## SET PROBLEM:
Output every entry exactly as given.

## MATERIALS PROVIDED:
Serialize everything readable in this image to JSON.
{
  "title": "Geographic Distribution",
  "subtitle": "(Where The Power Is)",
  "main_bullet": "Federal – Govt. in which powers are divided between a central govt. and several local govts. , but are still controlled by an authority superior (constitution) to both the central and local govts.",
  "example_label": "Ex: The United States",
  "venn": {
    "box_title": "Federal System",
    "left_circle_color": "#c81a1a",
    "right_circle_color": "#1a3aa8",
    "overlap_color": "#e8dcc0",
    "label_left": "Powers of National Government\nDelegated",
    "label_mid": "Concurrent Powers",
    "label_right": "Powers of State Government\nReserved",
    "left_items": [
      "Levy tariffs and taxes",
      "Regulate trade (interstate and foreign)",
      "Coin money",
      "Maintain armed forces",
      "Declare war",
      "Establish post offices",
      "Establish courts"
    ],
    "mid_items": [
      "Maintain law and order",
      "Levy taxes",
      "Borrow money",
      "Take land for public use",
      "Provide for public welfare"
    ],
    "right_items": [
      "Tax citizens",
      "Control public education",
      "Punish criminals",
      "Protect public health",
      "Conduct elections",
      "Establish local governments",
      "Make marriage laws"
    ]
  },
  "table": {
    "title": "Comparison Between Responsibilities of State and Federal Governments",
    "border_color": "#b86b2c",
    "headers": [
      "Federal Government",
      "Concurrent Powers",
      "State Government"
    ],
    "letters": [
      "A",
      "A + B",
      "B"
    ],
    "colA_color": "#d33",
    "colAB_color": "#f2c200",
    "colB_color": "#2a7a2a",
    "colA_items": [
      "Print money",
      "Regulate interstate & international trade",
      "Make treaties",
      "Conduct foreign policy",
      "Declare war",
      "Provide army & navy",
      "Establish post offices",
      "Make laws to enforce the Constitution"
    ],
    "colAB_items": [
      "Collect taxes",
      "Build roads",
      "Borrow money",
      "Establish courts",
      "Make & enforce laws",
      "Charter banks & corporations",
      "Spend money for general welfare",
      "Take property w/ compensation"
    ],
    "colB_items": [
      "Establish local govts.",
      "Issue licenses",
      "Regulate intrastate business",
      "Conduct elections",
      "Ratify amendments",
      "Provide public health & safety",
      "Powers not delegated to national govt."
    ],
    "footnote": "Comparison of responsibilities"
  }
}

## EXERCISE ANSWER:
Serialize everything readable in this image to JSON.
{
  "title": "Geographic Distribution",
  "subtitle": "(Where The Power Is)",
  "main_bullet": "Federal – Govt. in which powers are divided between a central govt. and several local govts. , but are still controlled by an authority superior (constitution) to both the central and local govts.",
  "example_label": "Ex: The United States",
  "venn": {
    "box_title": "Federal System",
    "left_circle_color": "#c81a1a",
    "right_circle_color": "#1a3aa8",
    "overlap_color": "#e8dcc0",
    "label_left": "Powers of National Government\nDelegated",
    "label_mid": "Concurrent Powers",
    "label_right": "Powers of State Government\nReserved",
    "left_items": [
      "Levy tariffs and taxes",
      "Regulate trade (interstate and foreign)",
      "Coin money",
      "Maintain armed forces",
      "Declare war",
      "Establish post offices",
      "Establish courts"
    ],
    "mid_items": [
      "Maintain law and order",
      "Levy taxes",
      "Borrow money",
      "Take land for public use",
      "Provide for public welfare"
    ],
    "right_items": [
      "Tax citizens",
      "Control public education",
      "Punish criminals",
      "Protect public health",
      "Conduct elections",
      "Establish local governments",
      "Make marriage laws"
    ]
  },
  "table": {
    "title": "Comparison Between Responsibilities of State and Federal Governments",
    "border_color": "#b86b2c",
    "headers": [
      "Federal Government",
      "Concurrent Powers",
      "State Government"
    ],
    "letters": [
      "A",
      "A + B",
      "B"
    ],
    "colA_color": "#d33",
    "colAB_color": "#f2c200",
    "colB_color": "#2a7a2a",
    "colA_items": [
      "Print money",
      "Regulate interstate & international trade",
      "Make treaties",
      "Conduct foreign policy",
      "Declare war",
      "Provide army & navy",
      "Establish post offices",
      "Make laws to enforce the Constitution"
    ],
    "colAB_items": [
      "Collect taxes",
      "Build roads",
      "Borrow money",
      "Establish courts",
      "Make & enforce laws",
      "Charter banks & corporations",
      "Spend money for general welfare",
      "Take property w/ compensation"
    ],
    "colB_items": [
      "Establish local govts.",
      "Issue licenses",
      "Regulate intrastate business",
      "Conduct elections",
      "Ratify amendments",
      "Provide public health & safety",
      "Powers not delegated to national govt."
    ],
    "footnote": "Comparison of responsibilities"
  }
}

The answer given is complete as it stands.